The request
Search the material below for the string "biste" and extract each line that has it.
>> start Items
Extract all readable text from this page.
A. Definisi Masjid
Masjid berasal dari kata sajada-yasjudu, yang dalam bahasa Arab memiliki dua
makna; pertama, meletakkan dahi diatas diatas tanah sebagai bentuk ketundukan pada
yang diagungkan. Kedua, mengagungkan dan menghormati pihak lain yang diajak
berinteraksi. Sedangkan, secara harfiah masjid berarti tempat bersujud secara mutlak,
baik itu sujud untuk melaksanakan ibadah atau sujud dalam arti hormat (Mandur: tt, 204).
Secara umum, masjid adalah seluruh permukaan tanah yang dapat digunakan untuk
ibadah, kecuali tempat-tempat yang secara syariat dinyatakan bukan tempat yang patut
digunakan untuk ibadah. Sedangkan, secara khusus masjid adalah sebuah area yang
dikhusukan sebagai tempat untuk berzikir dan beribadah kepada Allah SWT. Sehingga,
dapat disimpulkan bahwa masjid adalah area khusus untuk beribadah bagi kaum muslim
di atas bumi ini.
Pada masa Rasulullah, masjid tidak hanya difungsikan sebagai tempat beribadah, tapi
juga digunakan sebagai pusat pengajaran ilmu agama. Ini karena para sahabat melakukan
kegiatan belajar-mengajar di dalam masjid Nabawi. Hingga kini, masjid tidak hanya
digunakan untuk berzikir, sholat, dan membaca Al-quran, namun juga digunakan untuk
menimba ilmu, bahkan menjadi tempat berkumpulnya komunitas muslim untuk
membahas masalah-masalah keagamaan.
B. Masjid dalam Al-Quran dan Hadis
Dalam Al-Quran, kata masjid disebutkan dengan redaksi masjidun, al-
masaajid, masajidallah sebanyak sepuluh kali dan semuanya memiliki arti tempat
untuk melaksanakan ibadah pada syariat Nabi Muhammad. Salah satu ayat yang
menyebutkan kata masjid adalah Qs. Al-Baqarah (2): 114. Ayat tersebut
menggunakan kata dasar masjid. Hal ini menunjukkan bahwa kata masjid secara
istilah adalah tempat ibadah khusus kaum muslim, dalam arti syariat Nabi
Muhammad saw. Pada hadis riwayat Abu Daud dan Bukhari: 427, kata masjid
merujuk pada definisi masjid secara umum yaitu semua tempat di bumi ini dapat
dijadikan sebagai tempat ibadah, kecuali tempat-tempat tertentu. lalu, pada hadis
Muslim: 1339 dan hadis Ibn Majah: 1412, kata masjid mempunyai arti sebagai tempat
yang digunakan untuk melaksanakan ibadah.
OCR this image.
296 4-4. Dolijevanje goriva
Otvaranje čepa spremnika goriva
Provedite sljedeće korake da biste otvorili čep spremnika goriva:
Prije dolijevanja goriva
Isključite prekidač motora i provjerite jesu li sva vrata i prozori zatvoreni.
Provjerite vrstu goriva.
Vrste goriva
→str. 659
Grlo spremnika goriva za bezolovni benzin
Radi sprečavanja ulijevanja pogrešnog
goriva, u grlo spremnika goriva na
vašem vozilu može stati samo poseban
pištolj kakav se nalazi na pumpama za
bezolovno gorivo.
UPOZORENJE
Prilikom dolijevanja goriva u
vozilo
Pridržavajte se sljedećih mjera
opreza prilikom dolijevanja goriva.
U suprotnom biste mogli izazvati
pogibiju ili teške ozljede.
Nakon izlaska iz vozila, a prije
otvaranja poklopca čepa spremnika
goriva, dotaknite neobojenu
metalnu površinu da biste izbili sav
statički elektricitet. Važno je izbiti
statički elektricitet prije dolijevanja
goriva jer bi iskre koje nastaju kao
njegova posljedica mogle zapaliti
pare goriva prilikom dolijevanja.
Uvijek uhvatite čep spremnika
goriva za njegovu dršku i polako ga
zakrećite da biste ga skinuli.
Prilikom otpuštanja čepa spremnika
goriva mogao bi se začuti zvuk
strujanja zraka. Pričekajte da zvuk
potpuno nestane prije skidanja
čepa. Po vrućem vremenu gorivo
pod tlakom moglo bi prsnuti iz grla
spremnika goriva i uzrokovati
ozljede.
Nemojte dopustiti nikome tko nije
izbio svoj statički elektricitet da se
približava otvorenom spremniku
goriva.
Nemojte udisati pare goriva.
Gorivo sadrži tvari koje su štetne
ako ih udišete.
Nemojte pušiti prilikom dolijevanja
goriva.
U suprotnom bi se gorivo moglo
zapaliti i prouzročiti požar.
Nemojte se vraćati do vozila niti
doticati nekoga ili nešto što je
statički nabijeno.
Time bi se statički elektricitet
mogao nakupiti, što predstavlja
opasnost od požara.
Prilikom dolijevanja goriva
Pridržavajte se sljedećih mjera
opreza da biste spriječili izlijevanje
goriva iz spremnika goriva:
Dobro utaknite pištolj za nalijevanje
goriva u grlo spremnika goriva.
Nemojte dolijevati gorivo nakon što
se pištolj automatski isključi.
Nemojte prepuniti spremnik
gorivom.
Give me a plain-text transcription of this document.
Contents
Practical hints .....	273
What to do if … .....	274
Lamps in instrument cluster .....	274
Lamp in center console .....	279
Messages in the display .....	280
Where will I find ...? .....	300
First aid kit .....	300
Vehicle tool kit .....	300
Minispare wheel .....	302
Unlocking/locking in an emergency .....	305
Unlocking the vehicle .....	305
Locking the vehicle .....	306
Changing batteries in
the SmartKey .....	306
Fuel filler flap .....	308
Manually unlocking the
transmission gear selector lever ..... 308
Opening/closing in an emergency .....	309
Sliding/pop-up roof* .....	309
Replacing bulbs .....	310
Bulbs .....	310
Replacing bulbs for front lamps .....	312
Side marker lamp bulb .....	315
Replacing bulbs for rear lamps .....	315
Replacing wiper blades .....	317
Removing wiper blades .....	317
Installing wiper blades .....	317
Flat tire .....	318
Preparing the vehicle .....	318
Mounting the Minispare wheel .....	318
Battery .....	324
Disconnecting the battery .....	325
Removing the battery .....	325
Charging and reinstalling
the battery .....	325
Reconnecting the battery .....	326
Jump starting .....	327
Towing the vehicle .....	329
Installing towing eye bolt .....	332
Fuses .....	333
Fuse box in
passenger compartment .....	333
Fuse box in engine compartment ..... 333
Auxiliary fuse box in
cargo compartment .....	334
>> end Items
Complete answer
Provedite sljedeće korake da biste otvorili čep spremnika goriva:
U suprotnom biste mogli izazvati
metalnu površinu da biste izbili sav
zakrećite da biste ga skinuli.
opreza da biste spriječili izlijevanje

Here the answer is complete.